— BEGIN Record set —

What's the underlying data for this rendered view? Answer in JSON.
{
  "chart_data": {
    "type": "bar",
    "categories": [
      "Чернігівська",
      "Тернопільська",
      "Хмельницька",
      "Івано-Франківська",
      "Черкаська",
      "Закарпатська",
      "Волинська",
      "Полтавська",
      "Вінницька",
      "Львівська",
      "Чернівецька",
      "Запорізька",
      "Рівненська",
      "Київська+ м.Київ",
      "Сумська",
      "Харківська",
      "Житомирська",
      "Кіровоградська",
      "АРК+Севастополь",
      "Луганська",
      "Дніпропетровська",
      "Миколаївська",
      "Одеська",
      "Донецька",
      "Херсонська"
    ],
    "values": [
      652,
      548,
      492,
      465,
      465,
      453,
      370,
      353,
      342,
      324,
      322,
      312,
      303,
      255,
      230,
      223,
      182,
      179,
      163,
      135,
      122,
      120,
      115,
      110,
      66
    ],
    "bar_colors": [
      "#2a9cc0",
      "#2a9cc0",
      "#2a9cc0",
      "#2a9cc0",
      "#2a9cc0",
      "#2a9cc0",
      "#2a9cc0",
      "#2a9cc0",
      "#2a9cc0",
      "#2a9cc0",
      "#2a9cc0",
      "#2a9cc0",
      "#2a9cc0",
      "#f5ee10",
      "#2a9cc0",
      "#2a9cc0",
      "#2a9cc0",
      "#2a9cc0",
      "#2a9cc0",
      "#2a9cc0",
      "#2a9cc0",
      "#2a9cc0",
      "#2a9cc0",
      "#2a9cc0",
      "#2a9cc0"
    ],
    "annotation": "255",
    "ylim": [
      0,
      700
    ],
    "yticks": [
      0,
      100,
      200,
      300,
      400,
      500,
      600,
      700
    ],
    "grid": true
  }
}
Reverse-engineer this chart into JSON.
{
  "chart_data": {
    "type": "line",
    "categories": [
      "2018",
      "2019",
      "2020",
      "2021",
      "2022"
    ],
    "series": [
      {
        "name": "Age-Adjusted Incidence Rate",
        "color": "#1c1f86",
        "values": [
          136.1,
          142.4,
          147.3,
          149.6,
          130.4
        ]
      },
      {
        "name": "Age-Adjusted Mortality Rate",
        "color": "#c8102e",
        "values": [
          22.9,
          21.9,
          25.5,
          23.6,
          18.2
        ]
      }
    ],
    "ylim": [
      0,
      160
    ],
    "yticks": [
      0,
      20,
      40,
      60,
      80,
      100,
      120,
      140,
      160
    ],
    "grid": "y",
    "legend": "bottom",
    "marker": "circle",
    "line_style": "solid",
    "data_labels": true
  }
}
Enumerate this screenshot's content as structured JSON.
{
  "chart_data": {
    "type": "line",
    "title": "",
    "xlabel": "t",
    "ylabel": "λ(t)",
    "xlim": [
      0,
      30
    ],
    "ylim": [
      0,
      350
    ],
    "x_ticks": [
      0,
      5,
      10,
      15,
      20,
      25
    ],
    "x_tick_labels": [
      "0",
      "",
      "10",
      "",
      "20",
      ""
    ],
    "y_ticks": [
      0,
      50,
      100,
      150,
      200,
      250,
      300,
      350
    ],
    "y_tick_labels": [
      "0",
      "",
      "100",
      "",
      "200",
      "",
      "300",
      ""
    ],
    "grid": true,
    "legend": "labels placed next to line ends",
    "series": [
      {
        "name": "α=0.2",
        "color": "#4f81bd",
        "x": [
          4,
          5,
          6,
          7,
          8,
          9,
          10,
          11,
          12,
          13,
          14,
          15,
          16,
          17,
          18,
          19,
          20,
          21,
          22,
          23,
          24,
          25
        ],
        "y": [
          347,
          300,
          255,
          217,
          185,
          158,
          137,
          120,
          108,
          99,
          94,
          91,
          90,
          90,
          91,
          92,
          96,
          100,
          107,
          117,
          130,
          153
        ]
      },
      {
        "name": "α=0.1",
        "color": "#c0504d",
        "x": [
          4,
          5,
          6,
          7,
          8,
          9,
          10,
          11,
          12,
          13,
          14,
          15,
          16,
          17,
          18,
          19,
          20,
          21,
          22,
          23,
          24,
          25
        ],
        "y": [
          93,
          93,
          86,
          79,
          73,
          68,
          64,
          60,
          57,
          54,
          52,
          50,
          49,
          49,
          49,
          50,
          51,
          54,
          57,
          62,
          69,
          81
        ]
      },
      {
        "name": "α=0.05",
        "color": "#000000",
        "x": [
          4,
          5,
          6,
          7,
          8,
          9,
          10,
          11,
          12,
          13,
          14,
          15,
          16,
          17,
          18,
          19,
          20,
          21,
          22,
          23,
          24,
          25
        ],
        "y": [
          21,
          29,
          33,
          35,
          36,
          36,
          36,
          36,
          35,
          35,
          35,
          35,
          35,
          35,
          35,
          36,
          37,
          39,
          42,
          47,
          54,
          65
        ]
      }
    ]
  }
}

— END Record set —

#### What to produce:
Extract all the entries word for word.

#### The answer:
What's the underlying data for this rendered view? Answer in JSON.
{
  "chart_data": {
    "type": "bar",
    "categories": [
      "Чернігівська",
      "Тернопільська",
      "Хмельницька",
      "Івано-Франківська",
      "Черкаська",
      "Закарпатська",
      "Волинська",
      "Полтавська",
      "Вінницька",
      "Львівська",
      "Чернівецька",
      "Запорізька",
      "Рівненська",
      "Київська+ м.Київ",
      "Сумська",
      "Харківська",
      "Житомирська",
      "Кіровоградська",
      "АРК+Севастополь",
      "Луганська",
      "Дніпропетровська",
      "Миколаївська",
      "Одеська",
      "Донецька",
      "Херсонська"
    ],
    "values": [
      652,
      548,
      492,
      465,
      465,
      453,
      370,
      353,
      342,
      324,
      322,
      312,
      303,
      255,
      230,
      223,
      182,
      179,
      163,
      135,
      122,
      120,
      115,
      110,
      66
    ],
    "bar_colors": [
      "#2a9cc0",
      "#2a9cc0",
      "#2a9cc0",
      "#2a9cc0",
      "#2a9cc0",
      "#2a9cc0",
      "#2a9cc0",
      "#2a9cc0",
      "#2a9cc0",
      "#2a9cc0",
      "#2a9cc0",
      "#2a9cc0",
      "#2a9cc0",
      "#f5ee10",
      "#2a9cc0",
      "#2a9cc0",
      "#2a9cc0",
      "#2a9cc0",
      "#2a9cc0",
      "#2a9cc0",
      "#2a9cc0",
      "#2a9cc0",
      "#2a9cc0",
      "#2a9cc0",
      "#2a9cc0"
    ],
    "annotation": "255",
    "ylim": [
      0,
      700
    ],
    "yticks": [
      0,
      100,
      200,
      300,
      400,
      500,
      600,
      700
    ],
    "grid": true
  }
}
Reverse-engineer this chart into JSON.
{
  "chart_data": {
    "type": "line",
    "categories": [
      "2018",
      "2019",
      "2020",
      "2021",
      "2022"
    ],
    "series": [
      {
        "name": "Age-Adjusted Incidence Rate",
        "color": "#1c1f86",
        "values": [
          136.1,
          142.4,
          147.3,
          149.6,
          130.4
        ]
      },
      {
        "name": "Age-Adjusted Mortality Rate",
        "color": "#c8102e",
        "values": [
          22.9,
          21.9,
          25.5,
          23.6,
          18.2
        ]
      }
    ],
    "ylim": [
      0,
      160
    ],
    "yticks": [
      0,
      20,
      40,
      60,
      80,
      100,
      120,
      140,
      160
    ],
    "grid": "y",
    "legend": "bottom",
    "marker": "circle",
    "line_style": "solid",
    "data_labels": true
  }
}
Enumerate this screenshot's content as structured JSON.
{
  "chart_data": {
    "type": "line",
    "title": "",
    "xlabel": "t",
    "ylabel": "λ(t)",
    "xlim": [
      0,
      30
    ],
    "ylim": [
      0,
      350
    ],
    "x_ticks": [
      0,
      5,
      10,
      15,
      20,
      25
    ],
    "x_tick_labels": [
      "0",
      "",
      "10",
      "",
      "20",
      ""
    ],
    "y_ticks": [
      0,
      50,
      100,
      150,
      200,
      250,
      300,
      350
    ],
    "y_tick_labels": [
      "0",
      "",
      "100",
      "",
      "200",
      "",
      "300",
      ""
    ],
    "grid": true,
    "legend": "labels placed next to line ends",
    "series": [
      {
        "name": "α=0.2",
        "color": "#4f81bd",
        "x": [
          4,
          5,
          6,
          7,
          8,
          9,
          10,
          11,
          12,
          13,
          14,
          15,
          16,
          17,
          18,
          19,
          20,
          21,
          22,
          23,
          24,
          25
        ],
        "y": [
          347,
          300,
          255,
          217,
          185,
          158,
          137,
          120,
          108,
          99,
          94,
          91,
          90,
          90,
          91,
          92,
          96,
          100,
          107,
          117,
          130,
          153
        ]
      },
      {
        "name": "α=0.1",
        "color": "#c0504d",
        "x": [
          4,
          5,
          6,
          7,
          8,
          9,
          10,
          11,
          12,
          13,
          14,
          15,
          16,
          17,
          18,
          19,
          20,
          21,
          22,
          23,
          24,
          25
        ],
        "y": [
          93,
          93,
          86,
          79,
          73,
          68,
          64,
          60,
          57,
          54,
          52,
          50,
          49,
          49,
          49,
          50,
          51,
          54,
          57,
          62,
          69,
          81
        ]
      },
      {
        "name": "α=0.05",
        "color": "#000000",
        "x": [
          4,
          5,
          6,
          7,
          8,
          9,
          10,
          11,
          12,
          13,
          14,
          15,
          16,
          17,
          18,
          19,
          20,
          21,
          22,
          23,
          24,
          25
        ],
        "y": [
          21,
          29,
          33,
          35,
          36,
          36,
          36,
          36,
          35,
          35,
          35,
          35,
          35,
          35,
          35,
          36,
          37,
          39,
          42,
          47,
          54,
          65
        ]
      }
    ]
  }
}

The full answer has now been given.